提示文
三大栄養素である炭水化物、脂質、蛋白質のうち、炭水化物で、私達の消化酵素によって消化されるものは『糖質』、消化できないものは『食物繊維』になります。
水溶性食物繊維と不溶性食物繊維
食物繊維は、水に溶けるか溶けないかで、『水溶性食物繊維』と『不溶性食物繊維』に分けることができます。
『水溶性食物繊維』と『不溶性食物繊維』も、消化吸収されずに大腸まで到達するというところは同じですが、生理作用としては大きく異なります。
『不溶性食物繊維』は、大腸の粘膜を刺激して水分や粘液の分泌を促すことにより、便のかさを増し、やわらかくすることから、便秘解消に役立ちます。
ただ、過敏性腸症候群(IBS)の人ではかえって症状が悪化するおそれがあるため注意が必要です。
一方、『水溶性食物繊維』は、水に溶けてゲル化して、糖の消化吸収速度を遅くする働きがあるため、血糖の急激な上昇を抑えたり、コレステロールやナトリウムの吸収を阻害する作用があります。
また、ゲル化することで便の水分量を高め、便のかさを増す働きもあります。
不溶性食物繊維を多く摂取するには
不溶性食物繊維は、糸状でザラザラしていますが、どんなものに多く含まれているのかというと、穀類、野菜、コンニャク、きのこ、豆類、ナッツなどを種実類に多く含まれています。

学習資料
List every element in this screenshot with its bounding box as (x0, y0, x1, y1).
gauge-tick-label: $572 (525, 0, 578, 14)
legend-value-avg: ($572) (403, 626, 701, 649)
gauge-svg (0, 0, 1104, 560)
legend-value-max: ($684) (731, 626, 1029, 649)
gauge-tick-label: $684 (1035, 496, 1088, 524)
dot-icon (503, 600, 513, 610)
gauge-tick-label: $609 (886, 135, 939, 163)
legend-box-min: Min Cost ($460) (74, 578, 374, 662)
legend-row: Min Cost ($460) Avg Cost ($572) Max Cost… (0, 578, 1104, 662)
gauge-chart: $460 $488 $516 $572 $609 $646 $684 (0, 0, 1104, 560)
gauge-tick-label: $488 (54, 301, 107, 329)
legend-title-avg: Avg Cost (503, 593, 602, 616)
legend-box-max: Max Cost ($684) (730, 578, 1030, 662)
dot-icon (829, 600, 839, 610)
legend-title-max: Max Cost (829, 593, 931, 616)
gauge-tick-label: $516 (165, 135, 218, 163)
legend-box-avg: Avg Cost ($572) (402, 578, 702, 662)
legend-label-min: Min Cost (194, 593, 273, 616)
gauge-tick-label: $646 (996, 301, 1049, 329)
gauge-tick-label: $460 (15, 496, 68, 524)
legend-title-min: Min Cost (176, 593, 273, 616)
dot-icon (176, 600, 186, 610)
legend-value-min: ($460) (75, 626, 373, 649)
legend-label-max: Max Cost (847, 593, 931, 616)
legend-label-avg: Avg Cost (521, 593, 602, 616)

設問の条件
提示文に基づいて、次の問いに答えなさい。
(a) 炭水化物のうち、消化酵素によって消化できないものは何になるか。
(b) 不溶性食物繊維で症状が悪化するおそれがあるのは、どのような人か。
(c) 水溶性食物繊維が吸収を阻害するとされているものを二つ挙げなさい。
資料は解答には使いません。

記述解答
(a) 食物繊維
(b) 過敏性腸症候群(IBS)の人
(c) コレステロールとナトリウム